* _To do_
Give only the number of lines that include the string "ダークブラウン".
--- BEGIN Given data ---
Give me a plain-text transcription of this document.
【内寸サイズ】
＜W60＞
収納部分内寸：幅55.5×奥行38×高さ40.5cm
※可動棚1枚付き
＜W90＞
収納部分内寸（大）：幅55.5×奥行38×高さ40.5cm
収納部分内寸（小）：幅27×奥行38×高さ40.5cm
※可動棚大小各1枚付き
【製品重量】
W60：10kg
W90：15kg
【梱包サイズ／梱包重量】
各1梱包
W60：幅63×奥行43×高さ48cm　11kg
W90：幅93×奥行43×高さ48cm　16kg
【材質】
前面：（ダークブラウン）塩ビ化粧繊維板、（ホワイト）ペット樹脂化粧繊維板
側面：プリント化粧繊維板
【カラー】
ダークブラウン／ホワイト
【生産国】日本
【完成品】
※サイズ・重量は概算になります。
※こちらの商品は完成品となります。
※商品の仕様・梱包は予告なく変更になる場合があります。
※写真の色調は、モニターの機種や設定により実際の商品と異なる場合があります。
--- END Given data ---
* _Complete response_
2